• [Task instructions]
Below are records to repeat exactly. Omit the pictures from the copy.

• [Data shown]
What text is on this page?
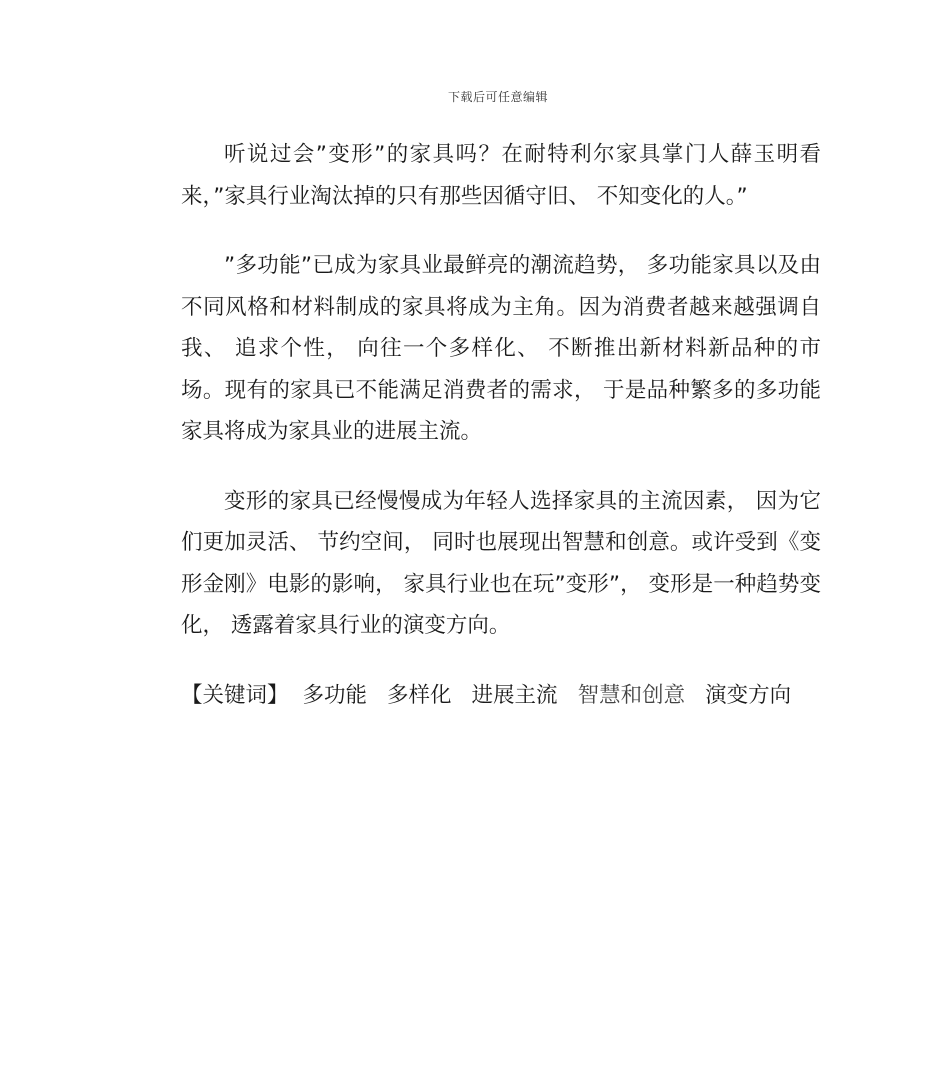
下载后可任意编辑

听说过会”变形”的家具吗？在耐特利尔家具掌门人薛玉明看来，”家具行业淘汰掉的只有那些因循守旧、 不知变化的人。”

”多功能”已成为家具业最鲜亮的潮流趋势， 多功能家具以及由不同风格和材料制成的家具将成为主角。因为消费者越来越强调自我、 追求个性， 向往一个多样化、 不断推出新材料新品种的市场。现有的家具已不能满足消费者的需求， 于是品种繁多的多功能家具将成为家具业的进展主流。

变形的家具已经慢慢成为年轻人选择家具的主流因素， 因为它们更加灵活、 节约空间， 同时也展现出智慧和创意。或许受到《变形金刚》电影的影响， 家具行业也在玩”变形”， 变形是一种趋势变化， 透露着家具行业的演变方向。

【关键词】 多功能 多样化 进展主流 智慧和创意 演变方向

• [Solution]
What text is on this page?
下载后可任意编辑

听说过会”变形”的家具吗？在耐特利尔家具掌门人薛玉明看来，”家具行业淘汰掉的只有那些因循守旧、 不知变化的人。”

”多功能”已成为家具业最鲜亮的潮流趋势， 多功能家具以及由不同风格和材料制成的家具将成为主角。因为消费者越来越强调自我、 追求个性， 向往一个多样化、 不断推出新材料新品种的市场。现有的家具已不能满足消费者的需求， 于是品种繁多的多功能家具将成为家具业的进展主流。

变形的家具已经慢慢成为年轻人选择家具的主流因素， 因为它们更加灵活、 节约空间， 同时也展现出智慧和创意。或许受到《变形金刚》电影的影响， 家具行业也在玩”变形”， 变形是一种趋势变化， 透露着家具行业的演变方向。

【关键词】 多功能 多样化 进展主流 智慧和创意 演变方向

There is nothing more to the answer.